Request >> Return the full material exactly.

Data records >>
§
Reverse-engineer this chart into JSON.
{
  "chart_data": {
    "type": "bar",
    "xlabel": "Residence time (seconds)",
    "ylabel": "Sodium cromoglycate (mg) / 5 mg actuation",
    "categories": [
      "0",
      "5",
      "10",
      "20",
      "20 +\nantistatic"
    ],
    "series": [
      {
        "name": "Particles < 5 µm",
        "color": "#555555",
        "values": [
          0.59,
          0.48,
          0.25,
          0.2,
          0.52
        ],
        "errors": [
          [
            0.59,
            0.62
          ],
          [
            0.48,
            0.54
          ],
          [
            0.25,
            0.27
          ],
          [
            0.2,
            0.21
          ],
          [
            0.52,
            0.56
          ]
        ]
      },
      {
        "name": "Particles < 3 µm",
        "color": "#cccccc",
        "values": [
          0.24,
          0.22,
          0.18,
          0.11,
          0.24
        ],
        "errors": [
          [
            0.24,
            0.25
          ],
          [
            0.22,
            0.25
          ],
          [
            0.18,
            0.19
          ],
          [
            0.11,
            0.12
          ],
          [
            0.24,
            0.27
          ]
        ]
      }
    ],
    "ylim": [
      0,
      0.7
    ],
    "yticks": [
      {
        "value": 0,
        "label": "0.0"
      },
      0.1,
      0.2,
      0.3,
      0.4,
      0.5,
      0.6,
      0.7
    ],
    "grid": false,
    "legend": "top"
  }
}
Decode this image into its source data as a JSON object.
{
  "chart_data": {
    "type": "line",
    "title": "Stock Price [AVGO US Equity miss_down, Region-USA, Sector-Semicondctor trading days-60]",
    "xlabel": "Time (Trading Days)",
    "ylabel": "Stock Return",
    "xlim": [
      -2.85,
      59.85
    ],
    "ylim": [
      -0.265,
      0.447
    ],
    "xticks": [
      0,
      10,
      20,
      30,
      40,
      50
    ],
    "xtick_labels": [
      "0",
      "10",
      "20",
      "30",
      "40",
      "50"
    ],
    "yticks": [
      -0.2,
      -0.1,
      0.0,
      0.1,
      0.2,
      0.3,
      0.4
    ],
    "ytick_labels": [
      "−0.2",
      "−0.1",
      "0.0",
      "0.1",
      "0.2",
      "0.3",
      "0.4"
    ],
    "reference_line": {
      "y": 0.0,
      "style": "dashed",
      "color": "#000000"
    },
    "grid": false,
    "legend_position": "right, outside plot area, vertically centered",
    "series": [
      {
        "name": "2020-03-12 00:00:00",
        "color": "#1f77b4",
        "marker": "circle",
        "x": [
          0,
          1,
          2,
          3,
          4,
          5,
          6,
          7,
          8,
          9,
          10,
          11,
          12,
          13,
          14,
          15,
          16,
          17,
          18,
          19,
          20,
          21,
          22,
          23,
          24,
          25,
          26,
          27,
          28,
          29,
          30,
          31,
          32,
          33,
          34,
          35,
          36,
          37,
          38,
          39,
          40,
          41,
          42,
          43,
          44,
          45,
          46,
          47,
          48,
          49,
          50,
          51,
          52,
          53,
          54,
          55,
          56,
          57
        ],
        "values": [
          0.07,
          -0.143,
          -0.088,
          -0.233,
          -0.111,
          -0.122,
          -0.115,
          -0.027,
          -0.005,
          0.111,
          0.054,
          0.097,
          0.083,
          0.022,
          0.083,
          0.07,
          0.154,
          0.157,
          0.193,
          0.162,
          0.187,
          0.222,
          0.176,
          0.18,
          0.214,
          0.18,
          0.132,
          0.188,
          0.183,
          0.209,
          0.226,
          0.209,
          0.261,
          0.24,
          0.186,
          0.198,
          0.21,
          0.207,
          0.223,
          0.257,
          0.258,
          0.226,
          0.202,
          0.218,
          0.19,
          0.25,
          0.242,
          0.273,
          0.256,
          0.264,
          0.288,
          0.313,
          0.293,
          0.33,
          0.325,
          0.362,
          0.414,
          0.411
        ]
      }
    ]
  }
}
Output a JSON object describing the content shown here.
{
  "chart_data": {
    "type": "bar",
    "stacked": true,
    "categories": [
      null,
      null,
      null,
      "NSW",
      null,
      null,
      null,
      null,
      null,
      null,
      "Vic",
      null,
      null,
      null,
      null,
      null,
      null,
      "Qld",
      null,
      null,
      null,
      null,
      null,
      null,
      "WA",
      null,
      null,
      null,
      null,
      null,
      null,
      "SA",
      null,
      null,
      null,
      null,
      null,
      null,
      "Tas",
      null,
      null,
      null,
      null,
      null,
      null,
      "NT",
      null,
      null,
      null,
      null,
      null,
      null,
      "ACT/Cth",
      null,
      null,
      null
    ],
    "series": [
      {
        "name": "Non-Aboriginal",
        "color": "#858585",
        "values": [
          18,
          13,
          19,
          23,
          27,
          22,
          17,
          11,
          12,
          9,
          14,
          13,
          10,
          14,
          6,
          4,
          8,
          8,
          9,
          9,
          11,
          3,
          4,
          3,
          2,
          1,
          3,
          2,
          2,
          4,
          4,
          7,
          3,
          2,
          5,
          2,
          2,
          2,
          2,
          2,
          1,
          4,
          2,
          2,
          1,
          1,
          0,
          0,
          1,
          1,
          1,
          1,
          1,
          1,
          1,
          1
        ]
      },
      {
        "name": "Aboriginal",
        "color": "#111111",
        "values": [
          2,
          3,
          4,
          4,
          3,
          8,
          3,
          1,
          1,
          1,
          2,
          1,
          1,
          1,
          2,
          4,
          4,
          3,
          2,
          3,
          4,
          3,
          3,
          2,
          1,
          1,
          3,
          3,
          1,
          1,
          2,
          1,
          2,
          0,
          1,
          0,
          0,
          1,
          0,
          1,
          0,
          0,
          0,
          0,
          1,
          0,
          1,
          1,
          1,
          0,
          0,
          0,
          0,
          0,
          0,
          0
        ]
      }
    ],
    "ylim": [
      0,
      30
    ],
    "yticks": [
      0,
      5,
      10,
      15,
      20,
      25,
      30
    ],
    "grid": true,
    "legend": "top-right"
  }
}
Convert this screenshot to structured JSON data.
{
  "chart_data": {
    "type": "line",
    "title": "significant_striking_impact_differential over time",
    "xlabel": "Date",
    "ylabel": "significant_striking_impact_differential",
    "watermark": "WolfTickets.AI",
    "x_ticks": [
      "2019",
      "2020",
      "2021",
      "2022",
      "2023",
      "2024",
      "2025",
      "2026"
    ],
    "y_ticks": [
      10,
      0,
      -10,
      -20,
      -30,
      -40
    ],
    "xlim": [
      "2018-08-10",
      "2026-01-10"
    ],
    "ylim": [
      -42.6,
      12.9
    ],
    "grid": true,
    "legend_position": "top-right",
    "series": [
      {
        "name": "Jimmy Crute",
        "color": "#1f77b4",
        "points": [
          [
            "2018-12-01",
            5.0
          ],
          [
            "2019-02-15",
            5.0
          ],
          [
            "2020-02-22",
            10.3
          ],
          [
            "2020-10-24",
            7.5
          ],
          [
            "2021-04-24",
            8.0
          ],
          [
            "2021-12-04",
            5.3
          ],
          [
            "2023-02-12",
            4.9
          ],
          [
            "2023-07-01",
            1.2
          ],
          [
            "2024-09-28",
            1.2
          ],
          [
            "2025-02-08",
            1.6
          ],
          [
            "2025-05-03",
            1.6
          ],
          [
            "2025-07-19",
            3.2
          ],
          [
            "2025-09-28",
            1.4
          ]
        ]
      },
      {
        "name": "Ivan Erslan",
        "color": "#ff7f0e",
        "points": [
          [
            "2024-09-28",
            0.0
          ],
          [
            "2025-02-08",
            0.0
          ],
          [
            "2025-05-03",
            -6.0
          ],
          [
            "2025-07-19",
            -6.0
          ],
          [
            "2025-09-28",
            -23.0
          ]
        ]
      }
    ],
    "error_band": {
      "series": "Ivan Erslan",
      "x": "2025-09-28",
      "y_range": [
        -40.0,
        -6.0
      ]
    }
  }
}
§
Result below >>
Reverse-engineer this chart into JSON.
{
  "chart_data": {
    "type": "bar",
    "xlabel": "Residence time (seconds)",
    "ylabel": "Sodium cromoglycate (mg) / 5 mg actuation",
    "categories": [
      "0",
      "5",
      "10",
      "20",
      "20 +\nantistatic"
    ],
    "series": [
      {
        "name": "Particles < 5 µm",
        "color": "#555555",
        "values": [
          0.59,
          0.48,
          0.25,
          0.2,
          0.52
        ],
        "errors": [
          [
            0.59,
            0.62
          ],
          [
            0.48,
            0.54
          ],
          [
            0.25,
            0.27
          ],
          [
            0.2,
            0.21
          ],
          [
            0.52,
            0.56
          ]
        ]
      },
      {
        "name": "Particles < 3 µm",
        "color": "#cccccc",
        "values": [
          0.24,
          0.22,
          0.18,
          0.11,
          0.24
        ],
        "errors": [
          [
            0.24,
            0.25
          ],
          [
            0.22,
            0.25
          ],
          [
            0.18,
            0.19
          ],
          [
            0.11,
            0.12
          ],
          [
            0.24,
            0.27
          ]
        ]
      }
    ],
    "ylim": [
      0,
      0.7
    ],
    "yticks": [
      {
        "value": 0,
        "label": "0.0"
      },
      0.1,
      0.2,
      0.3,
      0.4,
      0.5,
      0.6,
      0.7
    ],
    "grid": false,
    "legend": "top"
  }
}
Decode this image into its source data as a JSON object.
{
  "chart_data": {
    "type": "line",
    "title": "Stock Price [AVGO US Equity miss_down, Region-USA, Sector-Semicondctor trading days-60]",
    "xlabel": "Time (Trading Days)",
    "ylabel": "Stock Return",
    "xlim": [
      -2.85,
      59.85
    ],
    "ylim": [
      -0.265,
      0.447
    ],
    "xticks": [
      0,
      10,
      20,
      30,
      40,
      50
    ],
    "xtick_labels": [
      "0",
      "10",
      "20",
      "30",
      "40",
      "50"
    ],
    "yticks": [
      -0.2,
      -0.1,
      0.0,
      0.1,
      0.2,
      0.3,
      0.4
    ],
    "ytick_labels": [
      "−0.2",
      "−0.1",
      "0.0",
      "0.1",
      "0.2",
      "0.3",
      "0.4"
    ],
    "reference_line": {
      "y": 0.0,
      "style": "dashed",
      "color": "#000000"
    },
    "grid": false,
    "legend_position": "right, outside plot area, vertically centered",
    "series": [
      {
        "name": "2020-03-12 00:00:00",
        "color": "#1f77b4",
        "marker": "circle",
        "x": [
          0,
          1,
          2,
          3,
          4,
          5,
          6,
          7,
          8,
          9,
          10,
          11,
          12,
          13,
          14,
          15,
          16,
          17,
          18,
          19,
          20,
          21,
          22,
          23,
          24,
          25,
          26,
          27,
          28,
          29,
          30,
          31,
          32,
          33,
          34,
          35,
          36,
          37,
          38,
          39,
          40,
          41,
          42,
          43,
          44,
          45,
          46,
          47,
          48,
          49,
          50,
          51,
          52,
          53,
          54,
          55,
          56,
          57
        ],
        "values": [
          0.07,
          -0.143,
          -0.088,
          -0.233,
          -0.111,
          -0.122,
          -0.115,
          -0.027,
          -0.005,
          0.111,
          0.054,
          0.097,
          0.083,
          0.022,
          0.083,
          0.07,
          0.154,
          0.157,
          0.193,
          0.162,
          0.187,
          0.222,
          0.176,
          0.18,
          0.214,
          0.18,
          0.132,
          0.188,
          0.183,
          0.209,
          0.226,
          0.209,
          0.261,
          0.24,
          0.186,
          0.198,
          0.21,
          0.207,
          0.223,
          0.257,
          0.258,
          0.226,
          0.202,
          0.218,
          0.19,
          0.25,
          0.242,
          0.273,
          0.256,
          0.264,
          0.288,
          0.313,
          0.293,
          0.33,
          0.325,
          0.362,
          0.414,
          0.411
        ]
      }
    ]
  }
}
Output a JSON object describing the content shown here.
{
  "chart_data": {
    "type": "bar",
    "stacked": true,
    "categories": [
      null,
      null,
      null,
      "NSW",
      null,
      null,
      null,
      null,
      null,
      null,
      "Vic",
      null,
      null,
      null,
      null,
      null,
      null,
      "Qld",
      null,
      null,
      null,
      null,
      null,
      null,
      "WA",
      null,
      null,
      null,
      null,
      null,
      null,
      "SA",
      null,
      null,
      null,
      null,
      null,
      null,
      "Tas",
      null,
      null,
      null,
      null,
      null,
      null,
      "NT",
      null,
      null,
      null,
      null,
      null,
      null,
      "ACT/Cth",
      null,
      null,
      null
    ],
    "series": [
      {
        "name": "Non-Aboriginal",
        "color": "#858585",
        "values": [
          18,
          13,
          19,
          23,
          27,
          22,
          17,
          11,
          12,
          9,
          14,
          13,
          10,
          14,
          6,
          4,
          8,
          8,
          9,
          9,
          11,
          3,
          4,
          3,
          2,
          1,
          3,
          2,
          2,
          4,
          4,
          7,
          3,
          2,
          5,
          2,
          2,
          2,
          2,
          2,
          1,
          4,
          2,
          2,
          1,
          1,
          0,
          0,
          1,
          1,
          1,
          1,
          1,
          1,
          1,
          1
        ]
      },
      {
        "name": "Aboriginal",
        "color": "#111111",
        "values": [
          2,
          3,
          4,
          4,
          3,
          8,
          3,
          1,
          1,
          1,
          2,
          1,
          1,
          1,
          2,
          4,
          4,
          3,
          2,
          3,
          4,
          3,
          3,
          2,
          1,
          1,
          3,
          3,
          1,
          1,
          2,
          1,
          2,
          0,
          1,
          0,
          0,
          1,
          0,
          1,
          0,
          0,
          0,
          0,
          1,
          0,
          1,
          1,
          1,
          0,
          0,
          0,
          0,
          0,
          0,
          0
        ]
      }
    ],
    "ylim": [
      0,
      30
    ],
    "yticks": [
      0,
      5,
      10,
      15,
      20,
      25,
      30
    ],
    "grid": true,
    "legend": "top-right"
  }
}
Convert this screenshot to structured JSON data.
{
  "chart_data": {
    "type": "line",
    "title": "significant_striking_impact_differential over time",
    "xlabel": "Date",
    "ylabel": "significant_striking_impact_differential",
    "watermark": "WolfTickets.AI",
    "x_ticks": [
      "2019",
      "2020",
      "2021",
      "2022",
      "2023",
      "2024",
      "2025",
      "2026"
    ],
    "y_ticks": [
      10,
      0,
      -10,
      -20,
      -30,
      -40
    ],
    "xlim": [
      "2018-08-10",
      "2026-01-10"
    ],
    "ylim": [
      -42.6,
      12.9
    ],
    "grid": true,
    "legend_position": "top-right",
    "series": [
      {
        "name": "Jimmy Crute",
        "color": "#1f77b4",
        "points": [
          [
            "2018-12-01",
            5.0
          ],
          [
            "2019-02-15",
            5.0
          ],
          [
            "2020-02-22",
            10.3
          ],
          [
            "2020-10-24",
            7.5
          ],
          [
            "2021-04-24",
            8.0
          ],
          [
            "2021-12-04",
            5.3
          ],
          [
            "2023-02-12",
            4.9
          ],
          [
            "2023-07-01",
            1.2
          ],
          [
            "2024-09-28",
            1.2
          ],
          [
            "2025-02-08",
            1.6
          ],
          [
            "2025-05-03",
            1.6
          ],
          [
            "2025-07-19",
            3.2
          ],
          [
            "2025-09-28",
            1.4
          ]
        ]
      },
      {
        "name": "Ivan Erslan",
        "color": "#ff7f0e",
        "points": [
          [
            "2024-09-28",
            0.0
          ],
          [
            "2025-02-08",
            0.0
          ],
          [
            "2025-05-03",
            -6.0
          ],
          [
            "2025-07-19",
            -6.0
          ],
          [
            "2025-09-28",
            -23.0
          ]
        ]
      }
    ],
    "error_band": {
      "series": "Ivan Erslan",
      "x": "2025-09-28",
      "y_range": [
        -40.0,
        -6.0
      ]
    }
  }
}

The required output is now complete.